▶ Problems to solve:
**A.** List every key alias written with the @ prefix that appears on the Ladder Script descriptor notation page.
**B.** Reproduce the Ladder Script descriptor notation page verbatim from "What it looks" to "multisig(2, @key_a, @key_b, @key_c) ))".

▶ Source extract:
-- start --

Ladder Script

Descriptor Notation

A compact human-readable notation for writing Ladder Script spending conditions

What it looks like

Instead of building conditions block by block in JSON, you can write them as a single expression:

ladder(or( and(sig(@hot_key), csv(144)), multisig(2, @key_a, @key_b, @key_c) ))

This describes a vault: spend with a hot key after 144 blocks, or immediately with any 2 of 3 recovery keys. The notation maps directly to the rung/block structure. or() creates multiple rungs. and() puts multiple blocks in one rung. Each function name is a block type.

Grammar
// A ladder wraps one or more outputs in a shared condition tree (PLC model) ladder(output(0, rung)) // single output, single rung ladder(output(0, or(rung, rung, ...))) // single output, multiple rungs (OR logic) ladder(output(0, ...), output(1, ...)) // multiple outputs in one tx // A rung is a single block or multiple blocks combined with AND sig(@alice) // single block = single rung and(sig(@alice), csv(100)) // two blocks in one rung (AND logic) // Inversion: prefix with ! !csv(100) // inverted: SATISFIED when csv FAILS // Keys are referenced by alias with @ @alice // resolved from a key map at parse time
The output() wrapper maps each output index to its conditions within the shared condition tree. One conditions_root per transaction defines the entire tree (TX_MLSC). The 32-byte root is recovered at spend time from a synthetic UTXO entry — see MLSC Specification.

-- end --

▶ Supplied entries:
-- start --

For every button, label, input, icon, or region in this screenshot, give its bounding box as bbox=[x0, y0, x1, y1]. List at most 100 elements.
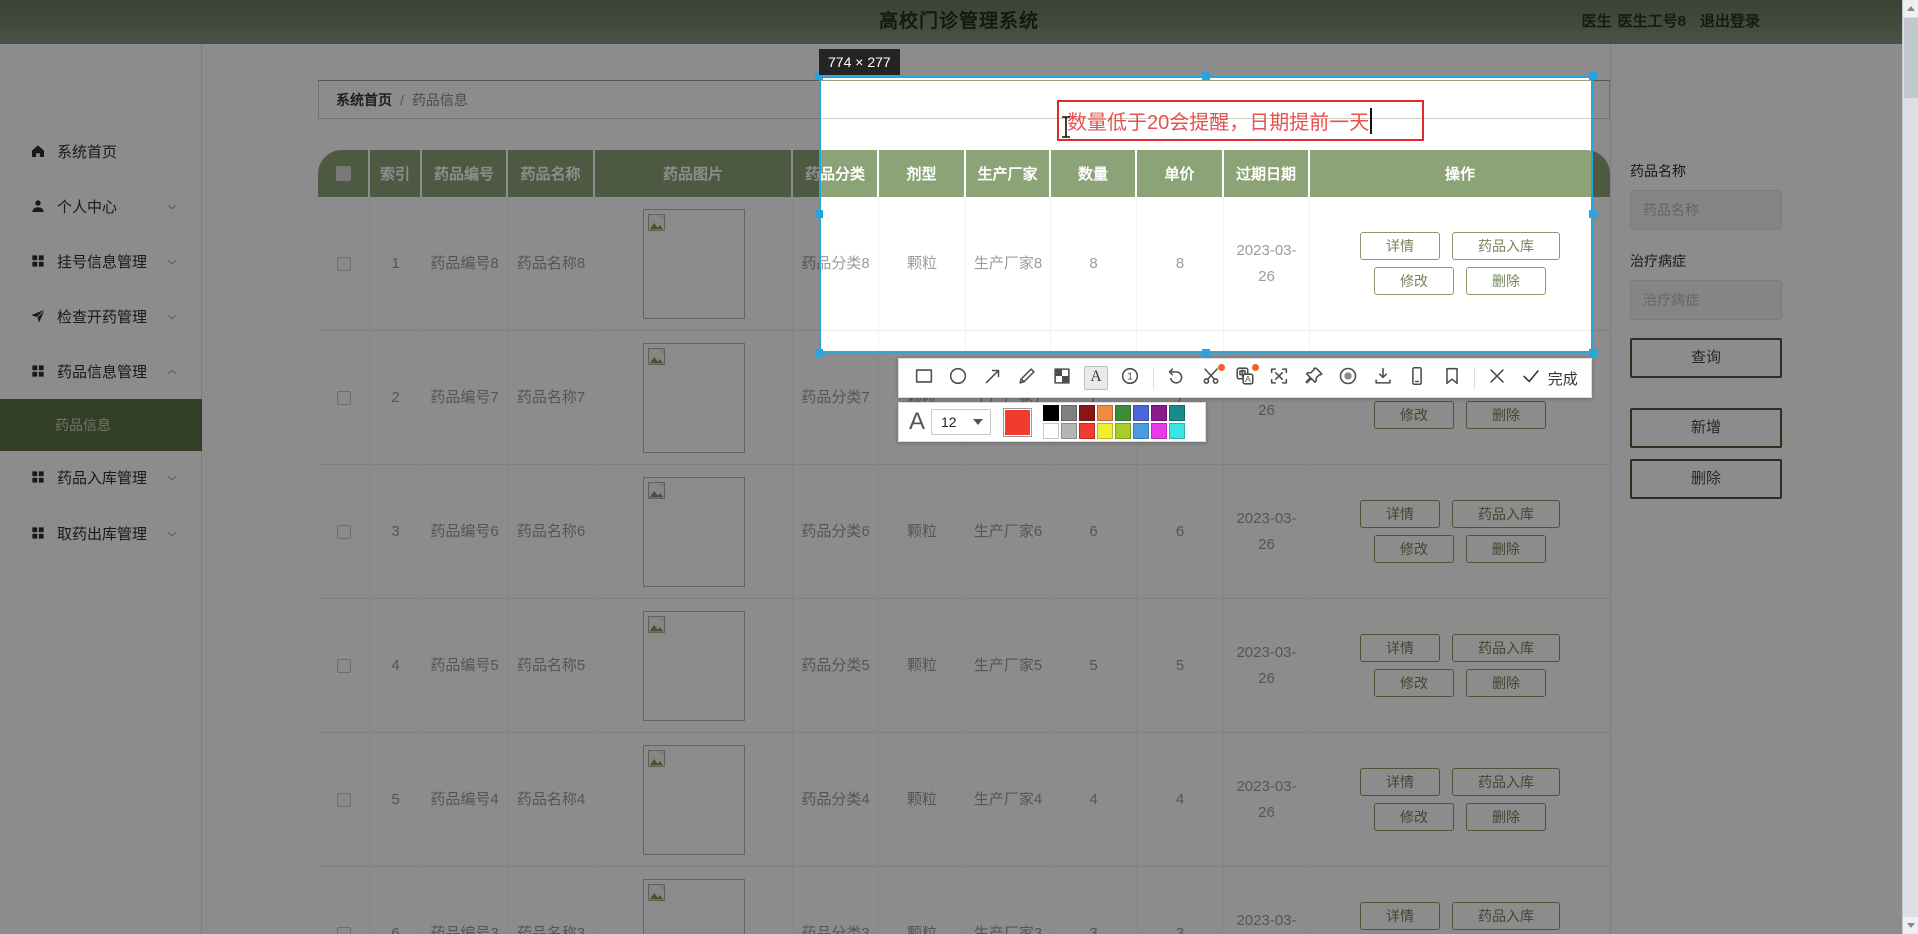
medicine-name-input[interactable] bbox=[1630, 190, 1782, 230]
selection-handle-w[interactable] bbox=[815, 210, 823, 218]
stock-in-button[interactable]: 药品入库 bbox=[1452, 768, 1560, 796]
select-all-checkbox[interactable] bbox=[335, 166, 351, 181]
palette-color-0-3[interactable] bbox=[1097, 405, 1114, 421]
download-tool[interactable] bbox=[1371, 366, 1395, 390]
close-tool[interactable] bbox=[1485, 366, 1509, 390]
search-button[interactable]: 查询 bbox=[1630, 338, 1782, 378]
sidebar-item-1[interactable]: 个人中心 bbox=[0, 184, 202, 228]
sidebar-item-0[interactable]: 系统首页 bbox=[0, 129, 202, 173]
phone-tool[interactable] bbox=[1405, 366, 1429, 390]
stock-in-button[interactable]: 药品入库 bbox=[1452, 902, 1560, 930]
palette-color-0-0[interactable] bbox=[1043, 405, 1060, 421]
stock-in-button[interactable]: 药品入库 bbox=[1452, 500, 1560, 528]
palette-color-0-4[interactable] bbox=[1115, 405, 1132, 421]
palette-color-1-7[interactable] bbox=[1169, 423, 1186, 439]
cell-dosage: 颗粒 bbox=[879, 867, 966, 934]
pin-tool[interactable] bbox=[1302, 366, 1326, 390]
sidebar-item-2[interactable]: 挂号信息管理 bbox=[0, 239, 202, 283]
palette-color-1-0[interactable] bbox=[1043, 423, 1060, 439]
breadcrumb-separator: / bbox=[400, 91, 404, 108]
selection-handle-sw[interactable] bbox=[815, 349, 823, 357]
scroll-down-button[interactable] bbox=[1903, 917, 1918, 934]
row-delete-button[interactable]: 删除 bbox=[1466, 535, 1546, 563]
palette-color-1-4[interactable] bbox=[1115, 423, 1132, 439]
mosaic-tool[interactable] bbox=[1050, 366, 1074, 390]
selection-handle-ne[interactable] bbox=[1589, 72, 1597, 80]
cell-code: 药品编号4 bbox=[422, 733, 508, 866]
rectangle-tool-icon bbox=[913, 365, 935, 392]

-- end --

▶ Worked solutions:
**A.** @hot_key, @key_a, @key_b, @key_c, @alice

**B.**
What it looks like

Instead of building conditions block by block in JSON, you can write them as a single expression:

ladder(or( and(sig(@hot_key), csv(144)), multisig(2, @key_a, @key_b, @key_c) ))